--- Fragment dokumentu ---
From the roof are hanging sickles of ice. It’s Christmas time, again...

29 grudnia 2010
Święta już za nami, świąteczny post również dawno powinien być za mną, ale tak się złożyło, że premiera będzie dopiero dziś. Mogłabym wychwalać jak to uwielbiam święta. Fakt, święta same w sobie lubię, nie lubię raczej całej bieganiny i chaosu przed nimi. Podczas ich trwania tryskam radością, gdy nie są zbyt leniwe. Gdy budzę się z myślą zrobię to, to i to, spotkam się z nią, nią i nim. Ot taki paradoks, tak źle, tak niedobrze. Tak też spędziłam ten świąteczny czas - nadrabiając spotkania z przyjaciółmi i stawiając przy tym na wygodę i maksymalne ogrzewanie. 


P.S. Życzę Wszystkim udanej sylwestrowej zabawy, cudownych kreacji, pomysłów na nowy rok, który miejmy nadzieję będzie lepszy ;) ;*


sukienka - sh
sweter - Marks&Spencer / sh
chusta - no name
bransoletki - Troll, H&M, no name 









Mój świateczny wyrób ;)
fot. Cys & Ja

"There's an art to all this madness"

--- Zapisane pozycje ze zbioru ---
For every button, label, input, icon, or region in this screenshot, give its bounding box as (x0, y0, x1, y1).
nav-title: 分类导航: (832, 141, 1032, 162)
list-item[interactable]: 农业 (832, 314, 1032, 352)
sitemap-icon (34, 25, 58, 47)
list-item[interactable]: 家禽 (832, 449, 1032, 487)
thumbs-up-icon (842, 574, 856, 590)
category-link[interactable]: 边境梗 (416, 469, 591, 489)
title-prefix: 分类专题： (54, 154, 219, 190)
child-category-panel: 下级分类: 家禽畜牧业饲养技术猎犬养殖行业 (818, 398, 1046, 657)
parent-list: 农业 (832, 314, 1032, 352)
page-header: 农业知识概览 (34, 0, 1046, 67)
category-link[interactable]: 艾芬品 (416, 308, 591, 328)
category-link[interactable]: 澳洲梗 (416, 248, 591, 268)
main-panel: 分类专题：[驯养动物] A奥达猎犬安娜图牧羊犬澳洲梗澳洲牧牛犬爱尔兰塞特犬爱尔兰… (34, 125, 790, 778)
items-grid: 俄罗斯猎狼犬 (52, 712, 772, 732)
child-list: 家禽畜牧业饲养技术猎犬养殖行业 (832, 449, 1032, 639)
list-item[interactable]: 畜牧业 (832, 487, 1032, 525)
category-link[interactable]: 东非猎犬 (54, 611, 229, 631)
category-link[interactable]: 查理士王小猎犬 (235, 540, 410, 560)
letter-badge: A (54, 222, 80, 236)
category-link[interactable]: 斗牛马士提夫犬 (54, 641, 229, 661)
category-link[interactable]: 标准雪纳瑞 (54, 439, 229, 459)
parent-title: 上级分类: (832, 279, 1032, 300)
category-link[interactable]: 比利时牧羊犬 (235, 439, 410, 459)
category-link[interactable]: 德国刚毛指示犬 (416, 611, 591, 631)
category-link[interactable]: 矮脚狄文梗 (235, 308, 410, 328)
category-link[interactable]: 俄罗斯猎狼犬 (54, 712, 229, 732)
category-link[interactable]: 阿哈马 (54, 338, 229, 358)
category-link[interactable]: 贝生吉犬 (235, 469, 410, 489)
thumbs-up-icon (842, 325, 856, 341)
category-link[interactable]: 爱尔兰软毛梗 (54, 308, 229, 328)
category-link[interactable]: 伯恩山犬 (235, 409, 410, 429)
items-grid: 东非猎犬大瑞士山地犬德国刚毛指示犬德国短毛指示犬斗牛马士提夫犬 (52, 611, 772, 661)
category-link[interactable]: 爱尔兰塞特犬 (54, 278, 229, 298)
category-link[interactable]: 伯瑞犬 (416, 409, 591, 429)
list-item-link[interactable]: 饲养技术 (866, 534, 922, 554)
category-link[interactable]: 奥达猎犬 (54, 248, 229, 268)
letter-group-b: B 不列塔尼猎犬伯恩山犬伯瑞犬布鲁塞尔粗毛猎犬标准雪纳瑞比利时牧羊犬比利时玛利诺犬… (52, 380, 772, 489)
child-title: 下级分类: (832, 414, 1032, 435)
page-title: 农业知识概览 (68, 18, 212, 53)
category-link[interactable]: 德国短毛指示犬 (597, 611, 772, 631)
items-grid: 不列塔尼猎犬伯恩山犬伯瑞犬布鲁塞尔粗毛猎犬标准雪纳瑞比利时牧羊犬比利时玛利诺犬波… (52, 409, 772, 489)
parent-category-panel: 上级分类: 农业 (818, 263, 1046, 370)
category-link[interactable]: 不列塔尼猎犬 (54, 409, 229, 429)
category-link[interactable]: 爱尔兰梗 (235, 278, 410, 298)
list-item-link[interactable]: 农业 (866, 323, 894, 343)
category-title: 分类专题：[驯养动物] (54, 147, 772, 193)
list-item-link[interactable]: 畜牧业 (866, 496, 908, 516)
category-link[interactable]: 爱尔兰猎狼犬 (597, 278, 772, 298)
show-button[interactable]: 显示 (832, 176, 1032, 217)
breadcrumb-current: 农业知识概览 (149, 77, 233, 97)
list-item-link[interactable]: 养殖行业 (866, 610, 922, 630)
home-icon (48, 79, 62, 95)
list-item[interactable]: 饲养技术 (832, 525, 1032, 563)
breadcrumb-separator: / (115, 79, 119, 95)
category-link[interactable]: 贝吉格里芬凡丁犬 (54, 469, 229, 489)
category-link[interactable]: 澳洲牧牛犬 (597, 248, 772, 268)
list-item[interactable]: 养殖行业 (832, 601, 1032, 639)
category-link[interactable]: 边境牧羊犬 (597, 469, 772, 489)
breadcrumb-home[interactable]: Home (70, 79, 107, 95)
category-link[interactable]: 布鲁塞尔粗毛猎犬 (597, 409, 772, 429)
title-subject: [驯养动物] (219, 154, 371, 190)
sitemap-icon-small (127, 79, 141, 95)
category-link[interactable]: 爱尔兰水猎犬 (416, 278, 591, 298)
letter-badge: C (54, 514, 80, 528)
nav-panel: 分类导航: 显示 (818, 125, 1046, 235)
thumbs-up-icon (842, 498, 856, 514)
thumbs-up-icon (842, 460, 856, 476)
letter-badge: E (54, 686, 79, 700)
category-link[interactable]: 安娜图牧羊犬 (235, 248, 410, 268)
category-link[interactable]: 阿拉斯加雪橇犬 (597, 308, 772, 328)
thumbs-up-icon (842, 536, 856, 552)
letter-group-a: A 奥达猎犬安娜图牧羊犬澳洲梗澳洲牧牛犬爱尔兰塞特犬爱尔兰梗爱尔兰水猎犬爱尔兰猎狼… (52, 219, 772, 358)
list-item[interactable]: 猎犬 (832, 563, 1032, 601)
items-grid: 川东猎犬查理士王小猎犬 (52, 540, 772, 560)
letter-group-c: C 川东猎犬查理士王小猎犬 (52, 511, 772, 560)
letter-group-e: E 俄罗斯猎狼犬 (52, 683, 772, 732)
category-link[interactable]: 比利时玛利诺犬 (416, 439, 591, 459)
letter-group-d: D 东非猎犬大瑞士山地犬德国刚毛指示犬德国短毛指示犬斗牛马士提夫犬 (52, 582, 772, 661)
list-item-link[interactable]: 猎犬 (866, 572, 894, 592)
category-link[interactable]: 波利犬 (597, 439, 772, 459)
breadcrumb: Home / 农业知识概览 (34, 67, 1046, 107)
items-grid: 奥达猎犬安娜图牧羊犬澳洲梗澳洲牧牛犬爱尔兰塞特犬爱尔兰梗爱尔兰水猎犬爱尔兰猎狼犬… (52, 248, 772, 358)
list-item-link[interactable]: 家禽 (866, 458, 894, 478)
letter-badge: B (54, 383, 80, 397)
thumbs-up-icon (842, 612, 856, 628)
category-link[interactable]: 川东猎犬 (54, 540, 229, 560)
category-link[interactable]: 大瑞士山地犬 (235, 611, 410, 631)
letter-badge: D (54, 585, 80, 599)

--- Polecenia ---
(a) Jak według wpisu o świętach upłynął świąteczny czas?
(b) Dopisz dalszy ciąg wpisu o świętach, zaczynając po jego ostatnim zdaniu.
Wiersze nie mają nic wspólnego z wpisem o świętach.

--- Odpowiedzi do zadań ---
(a) Na nadrabianiu spotkań z przyjaciółmi, ze stawianiem na wygodę i maksymalne ogrzewanie.

(b)
19 grudnia 2010
Słońce postanowiło mi pomóc. Gęsia skóra mnie nie atakuje i jest nawet przyjemnie..przyjemnie do momentu, gdy moje ręce postanowiły przemienić się w sople. Tej jakże zimowo - cudownej aurze towarzyszy tradycyjna czerń. Sukienkę upolowałam już bardzo dawno temu w second handzie. Pierwotna wersja była pokryta tiulem i wyglądała koszmarnie. 10 minut, para nożyczek i gotowe! Jej drugie oblicze, zdecydowanie bardziej mi odpowiada. Co do butów, będę je pewnie katować przez całą zimę. No cóż, powinny być szczęśliwe, że nie chce wymienić ich na inne ;)


koronka - sh
sukienka - sh

kozaki - Aldo
szalik - sh 
torba - no name
płaszczyk - Bershka


















fot. Patrycja L.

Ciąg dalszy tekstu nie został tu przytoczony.